TASK GOAL: Copy the material character for character, from its first line through the line containing "bar [714, 829, 809, 835]", with both ends included.
-- begin RECORD EXCERPTS --
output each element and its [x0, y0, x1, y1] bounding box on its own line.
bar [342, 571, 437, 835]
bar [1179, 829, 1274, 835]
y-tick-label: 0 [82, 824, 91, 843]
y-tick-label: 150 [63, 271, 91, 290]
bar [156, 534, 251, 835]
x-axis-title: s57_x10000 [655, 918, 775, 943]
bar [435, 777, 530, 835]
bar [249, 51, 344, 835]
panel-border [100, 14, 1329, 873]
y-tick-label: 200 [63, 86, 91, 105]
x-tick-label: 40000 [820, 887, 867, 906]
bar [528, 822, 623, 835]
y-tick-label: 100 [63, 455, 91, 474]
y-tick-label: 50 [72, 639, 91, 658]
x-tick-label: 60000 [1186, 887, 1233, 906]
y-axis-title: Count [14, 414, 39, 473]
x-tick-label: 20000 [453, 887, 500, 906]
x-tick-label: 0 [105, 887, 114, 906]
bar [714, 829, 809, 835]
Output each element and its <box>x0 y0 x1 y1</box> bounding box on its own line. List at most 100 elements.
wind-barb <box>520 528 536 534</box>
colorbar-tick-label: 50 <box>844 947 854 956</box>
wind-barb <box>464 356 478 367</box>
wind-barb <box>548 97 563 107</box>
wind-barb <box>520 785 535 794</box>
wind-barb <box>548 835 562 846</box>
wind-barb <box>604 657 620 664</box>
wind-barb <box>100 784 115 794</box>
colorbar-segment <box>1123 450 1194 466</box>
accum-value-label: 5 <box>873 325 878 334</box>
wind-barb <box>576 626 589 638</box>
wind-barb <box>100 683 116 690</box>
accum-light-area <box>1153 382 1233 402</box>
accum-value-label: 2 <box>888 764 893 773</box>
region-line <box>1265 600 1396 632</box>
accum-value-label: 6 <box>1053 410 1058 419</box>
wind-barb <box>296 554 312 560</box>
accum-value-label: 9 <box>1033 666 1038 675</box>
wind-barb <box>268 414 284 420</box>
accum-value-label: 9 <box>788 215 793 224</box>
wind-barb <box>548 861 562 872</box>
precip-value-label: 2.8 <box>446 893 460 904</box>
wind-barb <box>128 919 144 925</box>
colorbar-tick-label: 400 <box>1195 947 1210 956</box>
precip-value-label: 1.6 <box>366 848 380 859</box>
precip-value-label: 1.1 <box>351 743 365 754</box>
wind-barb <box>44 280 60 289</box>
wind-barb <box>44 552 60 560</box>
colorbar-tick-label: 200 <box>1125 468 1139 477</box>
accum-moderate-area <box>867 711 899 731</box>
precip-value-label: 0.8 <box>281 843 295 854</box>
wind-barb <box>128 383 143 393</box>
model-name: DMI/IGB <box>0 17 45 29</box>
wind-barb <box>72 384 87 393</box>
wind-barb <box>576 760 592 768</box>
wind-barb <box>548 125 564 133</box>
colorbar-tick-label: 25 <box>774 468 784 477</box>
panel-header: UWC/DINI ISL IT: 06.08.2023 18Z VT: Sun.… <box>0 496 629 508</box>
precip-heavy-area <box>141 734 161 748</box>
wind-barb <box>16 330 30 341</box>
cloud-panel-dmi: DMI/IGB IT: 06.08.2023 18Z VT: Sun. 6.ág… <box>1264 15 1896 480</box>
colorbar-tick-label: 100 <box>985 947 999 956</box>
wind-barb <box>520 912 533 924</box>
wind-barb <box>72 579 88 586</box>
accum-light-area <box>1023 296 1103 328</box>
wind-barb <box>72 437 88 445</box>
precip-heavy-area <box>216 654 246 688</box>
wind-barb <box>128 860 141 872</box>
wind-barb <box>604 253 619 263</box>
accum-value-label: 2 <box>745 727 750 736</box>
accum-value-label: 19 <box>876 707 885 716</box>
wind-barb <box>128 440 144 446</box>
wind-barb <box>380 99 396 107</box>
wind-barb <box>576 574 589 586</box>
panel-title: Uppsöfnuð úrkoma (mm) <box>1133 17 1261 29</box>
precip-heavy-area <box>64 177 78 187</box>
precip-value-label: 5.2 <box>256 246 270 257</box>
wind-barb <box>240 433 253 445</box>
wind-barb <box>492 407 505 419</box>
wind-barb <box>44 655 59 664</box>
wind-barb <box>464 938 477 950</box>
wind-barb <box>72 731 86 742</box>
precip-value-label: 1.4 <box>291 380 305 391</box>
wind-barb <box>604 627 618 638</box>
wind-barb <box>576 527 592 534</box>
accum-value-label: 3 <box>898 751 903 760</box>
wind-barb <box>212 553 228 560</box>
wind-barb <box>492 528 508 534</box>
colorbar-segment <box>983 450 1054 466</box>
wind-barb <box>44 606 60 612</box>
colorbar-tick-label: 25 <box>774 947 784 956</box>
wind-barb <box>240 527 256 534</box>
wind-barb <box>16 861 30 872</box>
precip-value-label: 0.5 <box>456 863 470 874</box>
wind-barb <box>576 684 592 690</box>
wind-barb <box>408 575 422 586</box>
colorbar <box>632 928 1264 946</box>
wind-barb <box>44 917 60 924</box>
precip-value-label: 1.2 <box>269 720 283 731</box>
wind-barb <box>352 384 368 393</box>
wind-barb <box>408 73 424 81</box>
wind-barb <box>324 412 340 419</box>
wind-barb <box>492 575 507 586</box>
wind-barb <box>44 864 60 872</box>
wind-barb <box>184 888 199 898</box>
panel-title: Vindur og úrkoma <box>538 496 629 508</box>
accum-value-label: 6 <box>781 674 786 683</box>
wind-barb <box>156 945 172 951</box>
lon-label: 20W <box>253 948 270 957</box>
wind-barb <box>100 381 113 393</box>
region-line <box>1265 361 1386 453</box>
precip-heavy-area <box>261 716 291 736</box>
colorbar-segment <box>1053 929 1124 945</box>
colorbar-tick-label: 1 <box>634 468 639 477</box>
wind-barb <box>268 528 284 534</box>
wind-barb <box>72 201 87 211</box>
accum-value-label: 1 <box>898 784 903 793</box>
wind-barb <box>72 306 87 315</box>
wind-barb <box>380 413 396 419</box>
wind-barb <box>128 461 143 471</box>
-- end RECORD EXCERPTS --
SOLVED EXERCISE:
output each element and its [x0, y0, x1, y1] bounding box on its own line.
bar [342, 571, 437, 835]
bar [1179, 829, 1274, 835]
y-tick-label: 0 [82, 824, 91, 843]
y-tick-label: 150 [63, 271, 91, 290]
bar [156, 534, 251, 835]
x-axis-title: s57_x10000 [655, 918, 775, 943]
bar [435, 777, 530, 835]
bar [249, 51, 344, 835]
panel-border [100, 14, 1329, 873]
y-tick-label: 200 [63, 86, 91, 105]
x-tick-label: 40000 [820, 887, 867, 906]
bar [528, 822, 623, 835]
y-tick-label: 100 [63, 455, 91, 474]
y-tick-label: 50 [72, 639, 91, 658]
x-tick-label: 60000 [1186, 887, 1233, 906]
y-axis-title: Count [14, 414, 39, 473]
x-tick-label: 20000 [453, 887, 500, 906]
x-tick-label: 0 [105, 887, 114, 906]
bar [714, 829, 809, 835]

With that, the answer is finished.